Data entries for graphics
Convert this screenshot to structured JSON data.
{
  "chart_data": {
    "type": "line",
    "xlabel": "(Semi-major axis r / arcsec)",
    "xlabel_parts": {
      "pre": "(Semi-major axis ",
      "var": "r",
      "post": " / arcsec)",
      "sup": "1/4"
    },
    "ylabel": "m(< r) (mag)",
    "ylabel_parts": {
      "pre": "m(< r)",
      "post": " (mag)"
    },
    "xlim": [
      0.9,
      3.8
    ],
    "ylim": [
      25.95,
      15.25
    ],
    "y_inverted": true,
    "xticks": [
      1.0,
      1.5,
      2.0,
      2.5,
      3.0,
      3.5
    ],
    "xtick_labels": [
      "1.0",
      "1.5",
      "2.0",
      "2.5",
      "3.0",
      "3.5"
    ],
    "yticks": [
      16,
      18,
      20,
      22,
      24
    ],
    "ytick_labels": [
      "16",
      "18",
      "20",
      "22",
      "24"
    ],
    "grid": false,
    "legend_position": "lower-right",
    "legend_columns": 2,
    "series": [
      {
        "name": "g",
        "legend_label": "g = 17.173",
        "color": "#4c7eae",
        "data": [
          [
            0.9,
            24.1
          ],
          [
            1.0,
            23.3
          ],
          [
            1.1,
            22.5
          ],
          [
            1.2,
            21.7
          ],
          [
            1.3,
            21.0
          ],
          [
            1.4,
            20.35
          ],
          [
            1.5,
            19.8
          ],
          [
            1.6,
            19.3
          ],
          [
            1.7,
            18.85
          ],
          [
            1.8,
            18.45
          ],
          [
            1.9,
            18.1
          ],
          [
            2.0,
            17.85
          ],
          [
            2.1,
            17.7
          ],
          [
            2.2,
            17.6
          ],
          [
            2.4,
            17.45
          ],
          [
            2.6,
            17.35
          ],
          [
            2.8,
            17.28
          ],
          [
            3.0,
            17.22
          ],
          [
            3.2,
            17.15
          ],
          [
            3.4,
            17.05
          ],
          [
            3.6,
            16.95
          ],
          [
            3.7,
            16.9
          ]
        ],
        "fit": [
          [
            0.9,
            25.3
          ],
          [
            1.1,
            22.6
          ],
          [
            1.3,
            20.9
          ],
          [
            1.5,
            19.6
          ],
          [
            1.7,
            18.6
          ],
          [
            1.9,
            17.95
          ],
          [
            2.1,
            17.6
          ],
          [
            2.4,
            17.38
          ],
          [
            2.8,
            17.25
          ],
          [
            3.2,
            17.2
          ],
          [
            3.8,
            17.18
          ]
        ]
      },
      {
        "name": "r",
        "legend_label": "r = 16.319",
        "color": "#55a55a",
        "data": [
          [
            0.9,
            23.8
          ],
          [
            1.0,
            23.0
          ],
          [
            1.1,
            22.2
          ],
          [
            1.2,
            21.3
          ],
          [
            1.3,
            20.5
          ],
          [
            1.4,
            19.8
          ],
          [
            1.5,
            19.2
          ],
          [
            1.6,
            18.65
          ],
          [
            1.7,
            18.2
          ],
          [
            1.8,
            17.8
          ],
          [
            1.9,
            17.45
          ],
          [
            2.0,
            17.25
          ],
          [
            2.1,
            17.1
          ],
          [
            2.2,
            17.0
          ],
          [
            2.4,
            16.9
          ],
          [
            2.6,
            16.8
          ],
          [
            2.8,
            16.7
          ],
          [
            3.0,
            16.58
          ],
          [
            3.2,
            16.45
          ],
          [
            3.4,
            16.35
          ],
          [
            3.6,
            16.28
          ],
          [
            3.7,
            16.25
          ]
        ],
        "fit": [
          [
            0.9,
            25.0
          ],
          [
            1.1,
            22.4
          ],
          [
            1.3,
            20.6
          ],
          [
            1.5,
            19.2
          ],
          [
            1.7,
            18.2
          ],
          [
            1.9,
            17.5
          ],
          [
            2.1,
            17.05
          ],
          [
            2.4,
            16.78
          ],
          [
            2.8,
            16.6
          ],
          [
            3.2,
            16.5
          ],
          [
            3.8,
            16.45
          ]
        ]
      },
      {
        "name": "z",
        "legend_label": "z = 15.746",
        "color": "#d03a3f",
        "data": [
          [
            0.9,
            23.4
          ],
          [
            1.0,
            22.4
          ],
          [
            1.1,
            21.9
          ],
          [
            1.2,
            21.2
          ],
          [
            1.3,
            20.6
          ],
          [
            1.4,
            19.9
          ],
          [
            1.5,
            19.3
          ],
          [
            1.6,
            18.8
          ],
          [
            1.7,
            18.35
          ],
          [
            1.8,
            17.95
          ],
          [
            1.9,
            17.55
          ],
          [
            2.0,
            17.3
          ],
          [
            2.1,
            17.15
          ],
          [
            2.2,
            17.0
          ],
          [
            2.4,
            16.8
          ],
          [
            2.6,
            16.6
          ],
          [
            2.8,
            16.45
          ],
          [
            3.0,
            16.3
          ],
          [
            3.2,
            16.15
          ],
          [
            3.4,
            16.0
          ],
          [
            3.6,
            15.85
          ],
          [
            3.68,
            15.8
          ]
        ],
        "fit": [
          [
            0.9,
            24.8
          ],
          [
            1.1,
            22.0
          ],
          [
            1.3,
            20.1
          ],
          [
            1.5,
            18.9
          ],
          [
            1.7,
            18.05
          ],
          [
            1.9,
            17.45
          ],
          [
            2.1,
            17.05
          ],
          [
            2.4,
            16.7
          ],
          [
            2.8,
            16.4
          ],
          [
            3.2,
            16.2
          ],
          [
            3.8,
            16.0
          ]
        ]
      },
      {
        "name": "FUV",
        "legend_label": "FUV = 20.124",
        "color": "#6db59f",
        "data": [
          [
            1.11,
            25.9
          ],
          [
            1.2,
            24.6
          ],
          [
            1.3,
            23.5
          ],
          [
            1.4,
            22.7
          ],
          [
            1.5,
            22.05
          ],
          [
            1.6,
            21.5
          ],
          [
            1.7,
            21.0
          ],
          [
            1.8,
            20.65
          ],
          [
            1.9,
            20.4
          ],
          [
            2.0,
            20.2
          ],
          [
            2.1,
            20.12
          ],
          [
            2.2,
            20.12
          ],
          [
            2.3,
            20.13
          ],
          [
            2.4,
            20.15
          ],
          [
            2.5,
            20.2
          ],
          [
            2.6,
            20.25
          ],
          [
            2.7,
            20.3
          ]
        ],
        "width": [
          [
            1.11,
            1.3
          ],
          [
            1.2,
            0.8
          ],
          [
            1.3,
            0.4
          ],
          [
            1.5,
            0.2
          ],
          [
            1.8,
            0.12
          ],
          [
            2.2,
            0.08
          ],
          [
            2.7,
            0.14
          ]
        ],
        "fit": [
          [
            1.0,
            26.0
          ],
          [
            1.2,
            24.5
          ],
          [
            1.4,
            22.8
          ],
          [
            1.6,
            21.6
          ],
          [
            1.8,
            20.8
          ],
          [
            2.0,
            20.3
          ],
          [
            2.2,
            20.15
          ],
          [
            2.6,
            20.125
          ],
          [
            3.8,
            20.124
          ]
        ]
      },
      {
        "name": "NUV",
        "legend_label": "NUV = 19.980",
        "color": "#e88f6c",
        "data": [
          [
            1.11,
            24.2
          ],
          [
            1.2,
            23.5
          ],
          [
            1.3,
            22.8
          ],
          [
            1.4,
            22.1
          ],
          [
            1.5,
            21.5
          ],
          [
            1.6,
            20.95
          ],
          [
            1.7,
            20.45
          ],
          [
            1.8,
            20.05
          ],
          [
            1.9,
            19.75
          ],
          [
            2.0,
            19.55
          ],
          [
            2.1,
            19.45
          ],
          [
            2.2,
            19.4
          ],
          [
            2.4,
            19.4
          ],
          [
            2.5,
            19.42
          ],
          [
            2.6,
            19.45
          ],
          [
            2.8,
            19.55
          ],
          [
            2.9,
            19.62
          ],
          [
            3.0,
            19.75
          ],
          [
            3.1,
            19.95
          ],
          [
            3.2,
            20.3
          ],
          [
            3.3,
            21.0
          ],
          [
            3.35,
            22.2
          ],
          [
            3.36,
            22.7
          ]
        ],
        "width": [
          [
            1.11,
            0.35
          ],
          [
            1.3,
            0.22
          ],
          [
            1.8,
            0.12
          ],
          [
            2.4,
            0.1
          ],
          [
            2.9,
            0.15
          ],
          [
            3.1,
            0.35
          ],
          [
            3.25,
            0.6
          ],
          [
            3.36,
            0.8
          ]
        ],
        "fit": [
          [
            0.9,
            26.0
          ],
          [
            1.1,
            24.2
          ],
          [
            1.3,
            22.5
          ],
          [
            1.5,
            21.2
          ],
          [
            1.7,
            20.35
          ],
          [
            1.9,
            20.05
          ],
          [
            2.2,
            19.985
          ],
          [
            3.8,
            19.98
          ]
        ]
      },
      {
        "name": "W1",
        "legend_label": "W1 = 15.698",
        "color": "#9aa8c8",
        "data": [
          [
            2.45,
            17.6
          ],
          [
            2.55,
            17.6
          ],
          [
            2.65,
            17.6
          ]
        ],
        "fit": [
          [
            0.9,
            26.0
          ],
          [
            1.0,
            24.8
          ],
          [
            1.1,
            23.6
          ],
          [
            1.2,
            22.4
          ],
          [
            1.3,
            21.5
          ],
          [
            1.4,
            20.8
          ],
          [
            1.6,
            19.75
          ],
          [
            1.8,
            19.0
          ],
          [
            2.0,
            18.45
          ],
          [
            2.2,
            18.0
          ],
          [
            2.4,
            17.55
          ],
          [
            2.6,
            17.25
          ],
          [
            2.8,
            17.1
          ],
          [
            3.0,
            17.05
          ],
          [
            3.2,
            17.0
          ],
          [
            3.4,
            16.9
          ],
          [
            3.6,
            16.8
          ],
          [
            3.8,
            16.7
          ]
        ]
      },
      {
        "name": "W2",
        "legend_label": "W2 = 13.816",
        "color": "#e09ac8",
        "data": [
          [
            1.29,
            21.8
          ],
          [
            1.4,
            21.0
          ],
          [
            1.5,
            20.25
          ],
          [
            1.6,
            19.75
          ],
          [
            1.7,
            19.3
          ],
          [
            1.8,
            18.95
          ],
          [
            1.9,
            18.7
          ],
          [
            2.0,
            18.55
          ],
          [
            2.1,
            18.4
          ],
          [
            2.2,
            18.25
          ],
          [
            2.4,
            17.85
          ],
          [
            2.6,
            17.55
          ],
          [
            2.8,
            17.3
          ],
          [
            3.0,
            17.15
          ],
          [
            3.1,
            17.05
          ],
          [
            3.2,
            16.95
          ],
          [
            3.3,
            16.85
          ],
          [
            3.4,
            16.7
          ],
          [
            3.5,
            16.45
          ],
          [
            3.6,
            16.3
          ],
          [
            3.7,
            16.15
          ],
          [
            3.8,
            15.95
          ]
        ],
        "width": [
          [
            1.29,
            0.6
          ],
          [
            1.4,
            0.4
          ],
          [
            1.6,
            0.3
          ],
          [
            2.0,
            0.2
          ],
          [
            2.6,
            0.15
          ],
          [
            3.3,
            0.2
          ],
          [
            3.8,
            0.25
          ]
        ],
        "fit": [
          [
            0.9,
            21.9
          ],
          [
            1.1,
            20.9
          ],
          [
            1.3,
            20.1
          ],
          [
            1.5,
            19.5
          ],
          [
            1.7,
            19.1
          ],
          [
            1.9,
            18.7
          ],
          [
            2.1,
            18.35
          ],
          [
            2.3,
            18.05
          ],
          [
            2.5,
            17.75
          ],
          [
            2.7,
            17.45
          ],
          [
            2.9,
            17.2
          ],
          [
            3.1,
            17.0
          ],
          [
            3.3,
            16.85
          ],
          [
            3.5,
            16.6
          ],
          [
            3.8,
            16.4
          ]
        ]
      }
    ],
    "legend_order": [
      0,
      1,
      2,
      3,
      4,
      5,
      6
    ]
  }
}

Objective
Scan the listing above for the word "axis" and show each line where it is found.

Response to this task
    "xlabel": "(Semi-major axis r / arcsec)",
      "pre": "(Semi-major axis ",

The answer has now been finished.